(Collected data entries)
╔══

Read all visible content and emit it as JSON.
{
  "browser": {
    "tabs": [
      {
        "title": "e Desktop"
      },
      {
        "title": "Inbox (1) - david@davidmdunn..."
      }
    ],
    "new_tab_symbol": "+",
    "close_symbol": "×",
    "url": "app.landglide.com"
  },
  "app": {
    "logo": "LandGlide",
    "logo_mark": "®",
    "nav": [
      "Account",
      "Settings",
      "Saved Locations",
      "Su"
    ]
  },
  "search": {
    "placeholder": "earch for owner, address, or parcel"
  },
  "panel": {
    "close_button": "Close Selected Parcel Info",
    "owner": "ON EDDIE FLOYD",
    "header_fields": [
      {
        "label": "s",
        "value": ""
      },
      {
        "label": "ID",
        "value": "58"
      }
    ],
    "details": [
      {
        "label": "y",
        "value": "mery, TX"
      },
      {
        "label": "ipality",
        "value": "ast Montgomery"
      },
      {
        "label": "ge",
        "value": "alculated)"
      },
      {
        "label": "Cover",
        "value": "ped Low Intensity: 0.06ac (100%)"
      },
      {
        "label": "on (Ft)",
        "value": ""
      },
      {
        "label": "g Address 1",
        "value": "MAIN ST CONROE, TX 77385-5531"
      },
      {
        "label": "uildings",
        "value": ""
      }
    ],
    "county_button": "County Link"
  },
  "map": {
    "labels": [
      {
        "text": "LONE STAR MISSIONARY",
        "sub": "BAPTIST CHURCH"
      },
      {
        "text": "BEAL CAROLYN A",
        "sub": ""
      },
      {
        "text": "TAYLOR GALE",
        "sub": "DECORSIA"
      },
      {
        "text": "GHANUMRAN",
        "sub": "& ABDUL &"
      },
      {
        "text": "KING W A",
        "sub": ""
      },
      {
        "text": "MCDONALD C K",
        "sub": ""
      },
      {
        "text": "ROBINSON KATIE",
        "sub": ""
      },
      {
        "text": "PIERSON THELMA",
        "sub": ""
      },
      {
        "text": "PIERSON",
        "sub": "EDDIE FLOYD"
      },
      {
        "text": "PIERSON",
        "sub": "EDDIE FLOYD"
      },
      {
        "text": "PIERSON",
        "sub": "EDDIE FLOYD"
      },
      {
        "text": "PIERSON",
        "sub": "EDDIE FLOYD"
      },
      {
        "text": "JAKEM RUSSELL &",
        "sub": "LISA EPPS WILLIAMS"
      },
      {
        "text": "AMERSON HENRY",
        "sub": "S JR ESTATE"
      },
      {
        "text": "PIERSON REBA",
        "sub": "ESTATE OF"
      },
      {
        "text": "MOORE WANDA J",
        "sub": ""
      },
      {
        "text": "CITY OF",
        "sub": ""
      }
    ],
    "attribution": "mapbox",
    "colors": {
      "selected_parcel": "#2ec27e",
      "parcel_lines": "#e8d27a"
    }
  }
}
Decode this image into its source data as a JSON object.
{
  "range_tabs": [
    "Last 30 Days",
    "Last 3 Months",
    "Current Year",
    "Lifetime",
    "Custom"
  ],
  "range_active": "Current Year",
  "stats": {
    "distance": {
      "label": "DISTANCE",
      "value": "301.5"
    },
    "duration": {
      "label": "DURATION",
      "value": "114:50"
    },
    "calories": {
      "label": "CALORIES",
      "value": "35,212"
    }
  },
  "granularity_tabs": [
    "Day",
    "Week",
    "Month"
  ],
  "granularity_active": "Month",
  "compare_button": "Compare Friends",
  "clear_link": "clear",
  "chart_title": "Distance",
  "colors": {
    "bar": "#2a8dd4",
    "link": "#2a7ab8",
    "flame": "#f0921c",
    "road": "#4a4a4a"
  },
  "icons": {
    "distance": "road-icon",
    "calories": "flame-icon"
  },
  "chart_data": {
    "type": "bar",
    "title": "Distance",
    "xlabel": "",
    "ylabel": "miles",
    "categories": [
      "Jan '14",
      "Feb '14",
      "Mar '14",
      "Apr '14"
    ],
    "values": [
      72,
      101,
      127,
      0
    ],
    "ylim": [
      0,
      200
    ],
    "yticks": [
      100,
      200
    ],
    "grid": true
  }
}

╚══

§ **WHAT IS EXPECTED**: Write out the records above again, keeping each one identical to the original.

§ **ANSWER TO THE EXERCISE**:
Read all visible content and emit it as JSON.
{
  "browser": {
    "tabs": [
      {
        "title": "e Desktop"
      },
      {
        "title": "Inbox (1) - david@davidmdunn..."
      }
    ],
    "new_tab_symbol": "+",
    "close_symbol": "×",
    "url": "app.landglide.com"
  },
  "app": {
    "logo": "LandGlide",
    "logo_mark": "®",
    "nav": [
      "Account",
      "Settings",
      "Saved Locations",
      "Su"
    ]
  },
  "search": {
    "placeholder": "earch for owner, address, or parcel"
  },
  "panel": {
    "close_button": "Close Selected Parcel Info",
    "owner": "ON EDDIE FLOYD",
    "header_fields": [
      {
        "label": "s",
        "value": ""
      },
      {
        "label": "ID",
        "value": "58"
      }
    ],
    "details": [
      {
        "label": "y",
        "value": "mery, TX"
      },
      {
        "label": "ipality",
        "value": "ast Montgomery"
      },
      {
        "label": "ge",
        "value": "alculated)"
      },
      {
        "label": "Cover",
        "value": "ped Low Intensity: 0.06ac (100%)"
      },
      {
        "label": "on (Ft)",
        "value": ""
      },
      {
        "label": "g Address 1",
        "value": "MAIN ST CONROE, TX 77385-5531"
      },
      {
        "label": "uildings",
        "value": ""
      }
    ],
    "county_button": "County Link"
  },
  "map": {
    "labels": [
      {
        "text": "LONE STAR MISSIONARY",
        "sub": "BAPTIST CHURCH"
      },
      {
        "text": "BEAL CAROLYN A",
        "sub": ""
      },
      {
        "text": "TAYLOR GALE",
        "sub": "DECORSIA"
      },
      {
        "text": "GHANUMRAN",
        "sub": "& ABDUL &"
      },
      {
        "text": "KING W A",
        "sub": ""
      },
      {
        "text": "MCDONALD C K",
        "sub": ""
      },
      {
        "text": "ROBINSON KATIE",
        "sub": ""
      },
      {
        "text": "PIERSON THELMA",
        "sub": ""
      },
      {
        "text": "PIERSON",
        "sub": "EDDIE FLOYD"
      },
      {
        "text": "PIERSON",
        "sub": "EDDIE FLOYD"
      },
      {
        "text": "PIERSON",
        "sub": "EDDIE FLOYD"
      },
      {
        "text": "PIERSON",
        "sub": "EDDIE FLOYD"
      },
      {
        "text": "JAKEM RUSSELL &",
        "sub": "LISA EPPS WILLIAMS"
      },
      {
        "text": "AMERSON HENRY",
        "sub": "S JR ESTATE"
      },
      {
        "text": "PIERSON REBA",
        "sub": "ESTATE OF"
      },
      {
        "text": "MOORE WANDA J",
        "sub": ""
      },
      {
        "text": "CITY OF",
        "sub": ""
      }
    ],
    "attribution": "mapbox",
    "colors": {
      "selected_parcel": "#2ec27e",
      "parcel_lines": "#e8d27a"
    }
  }
}
Decode this image into its source data as a JSON object.
{
  "range_tabs": [
    "Last 30 Days",
    "Last 3 Months",
    "Current Year",
    "Lifetime",
    "Custom"
  ],
  "range_active": "Current Year",
  "stats": {
    "distance": {
      "label": "DISTANCE",
      "value": "301.5"
    },
    "duration": {
      "label": "DURATION",
      "value": "114:50"
    },
    "calories": {
      "label": "CALORIES",
      "value": "35,212"
    }
  },
  "granularity_tabs": [
    "Day",
    "Week",
    "Month"
  ],
  "granularity_active": "Month",
  "compare_button": "Compare Friends",
  "clear_link": "clear",
  "chart_title": "Distance",
  "colors": {
    "bar": "#2a8dd4",
    "link": "#2a7ab8",
    "flame": "#f0921c",
    "road": "#4a4a4a"
  },
  "icons": {
    "distance": "road-icon",
    "calories": "flame-icon"
  },
  "chart_data": {
    "type": "bar",
    "title": "Distance",
    "xlabel": "",
    "ylabel": "miles",
    "categories": [
      "Jan '14",
      "Feb '14",
      "Mar '14",
      "Apr '14"
    ],
    "values": [
      72,
      101,
      127,
      0
    ],
    "ylim": [
      0,
      200
    ],
    "yticks": [
      100,
      200
    ],
    "grid": true
  }
}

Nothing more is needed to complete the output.